*** Supplied records ***
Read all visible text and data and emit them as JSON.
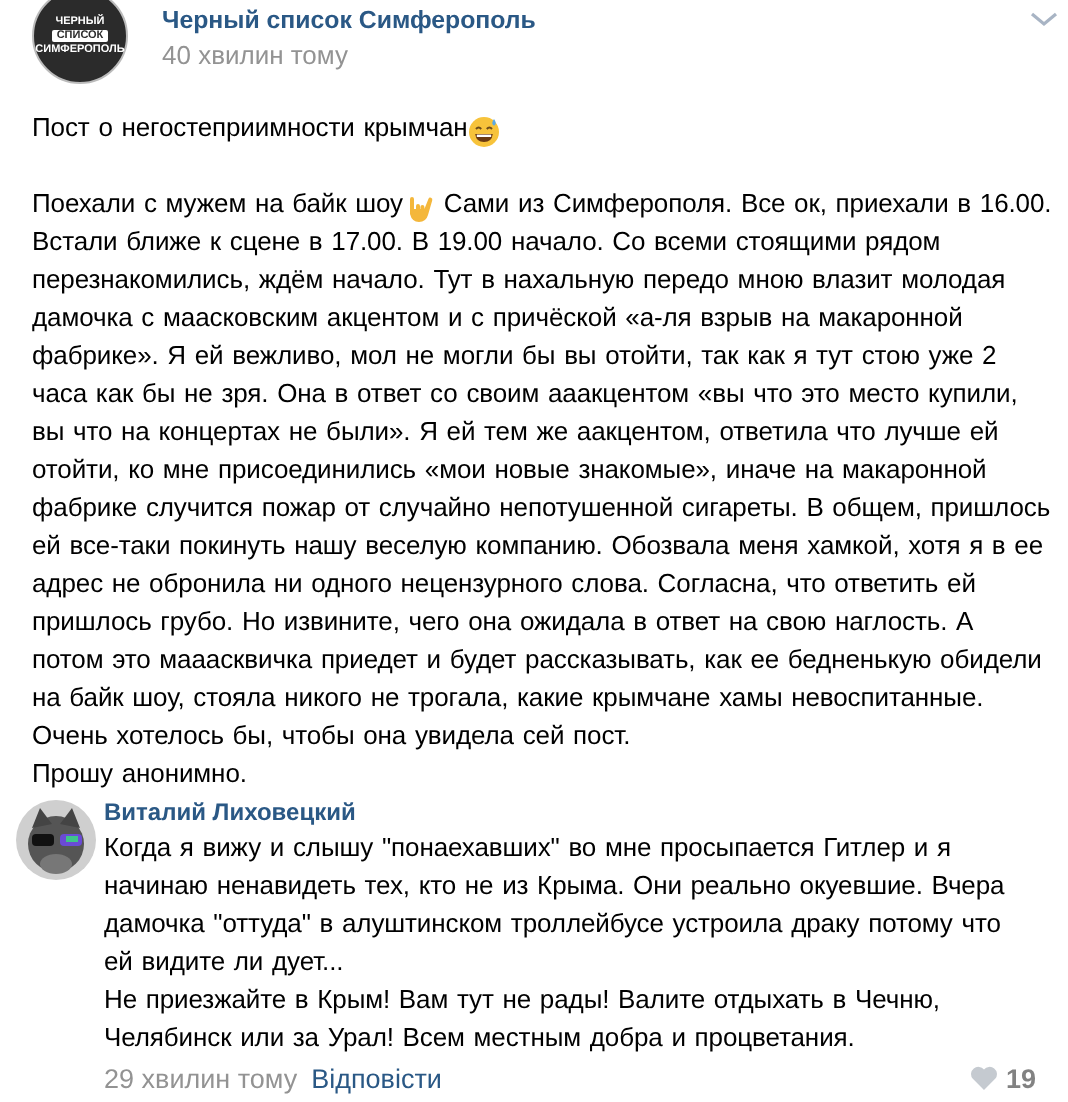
{
  "post": {
    "avatar_lines": [
      "ЧЕРНЫЙ",
      "СПИСОК",
      "СИМФЕРОПОЛЬ"
    ],
    "author": "Черный список Симферополь",
    "time": "40 хвилин тому",
    "headline": "Пост о негостеприимности крымчан",
    "body_start": "Поехали с мужем на байк шоу",
    "body_rest": " Сами из Симферополя. Все ок, приехали в 16.00. Встали ближе к сцене в 17.00. В 19.00 начало. Со всеми стоящими рядом перезнакомились, ждём начало. Тут в нахальную передо мною влазит молодая дамочка с маасковским акцентом и с причёской «а-ля взрыв на макаронной фабрике». Я ей вежливо, мол не могли бы вы отойти, так как я тут стою уже 2 часа как бы не зря. Она в ответ со своим ааакцентом «вы что это место купили, вы что на концертах не были». Я ей тем же аакцентом, ответила что лучше ей отойти, ко мне присоединились «мои новые знакомые», иначе на макаронной фабрике случится пожар от случайно непотушенной сигареты. В общем, пришлось ей все-таки покинуть нашу веселую компанию. Обозвала меня хамкой, хотя я в ее адрес не обронила ни одного нецензурного слова. Согласна, что ответить ей пришлось грубо. Но извините, чего она ожидала в ответ на свою наглость. А потом это мааасквичка приедет и будет рассказывать, как ее бедненькую обидели на байк шоу, стояла никого не трогала, какие крымчане хамы невоспитанные. Очень хотелось бы, чтобы она увидела сей пост.",
    "closing": "Прошу анонимно."
  },
  "comment": {
    "author": "Виталий Лиховецкий",
    "paragraphs": [
      "Когда я вижу и слышу \"понаехавших\" во мне просыпается Гитлер и я начинаю ненавидеть тех, кто не из Крыма. Они реально окуевшие. Вчера дамочка \"оттуда\" в алуштинском троллейбусе устроила драку потому что ей видите ли дует...",
      "Не приезжайте в Крым! Вам тут не рады! Валите отдыхать в Чечню, Челябинск или за Урал! Всем местным добра и процветания."
    ],
    "time": "29 хвилин тому",
    "reply": "Відповісти",
    "likes": "19",
    "liked": false
  }
}
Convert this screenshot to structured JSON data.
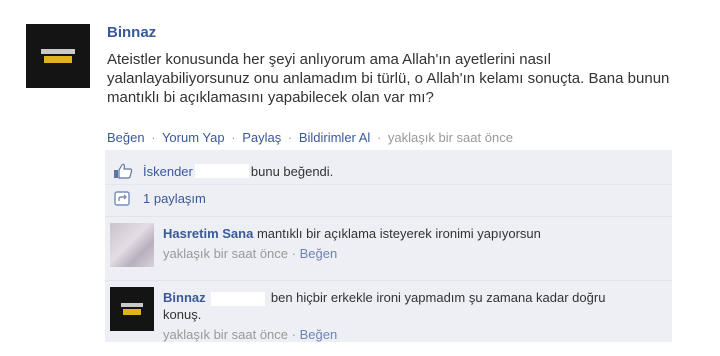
{
  "post": {
    "author": "Binnaz",
    "text": "Ateistler konusunda her şeyi anlıyorum ama Allah'ın ayetlerini nasıl yalanlayabiliyorsunuz onu anlamadım bi türlü, o Allah'ın kelamı sonuçta. Bana bunun mantıklı bi açıklamasını yapabilecek olan var mı?",
    "actions": {
      "like": "Beğen",
      "comment": "Yorum Yap",
      "share": "Paylaş",
      "notifications": "Bildirimler Al",
      "separator": "·",
      "time": "yaklaşık bir saat önce"
    }
  },
  "likes": {
    "name": "İskender",
    "suffix": "bunu beğendi."
  },
  "shares": {
    "label": "1 paylaşım"
  },
  "comments": [
    {
      "author": "Hasretim Sana",
      "text": "mantıklı bir açıklama isteyerek ironimi yapıyorsun",
      "time": "yaklaşık bir saat önce",
      "separator": "·",
      "like": "Beğen"
    },
    {
      "author": "Binnaz",
      "text": "ben hiçbir erkekle ironi yapmadım şu zamana kadar doğru konuş.",
      "time": "yaklaşık bir saat önce",
      "separator": "·",
      "like": "Beğen"
    }
  ],
  "colors": {
    "link": "#3b5998",
    "feedback_bg": "#edeff4",
    "muted": "#999999"
  }
}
***
For each line above that contains the word "author", copy that line.

_Result of this exercise_.
    "author": "Черный список Симферополь",
    "author": "Виталий Лиховецкий",
    "author": "Binnaz",
      "author": "Hasretim Sana",
      "author": "Binnaz",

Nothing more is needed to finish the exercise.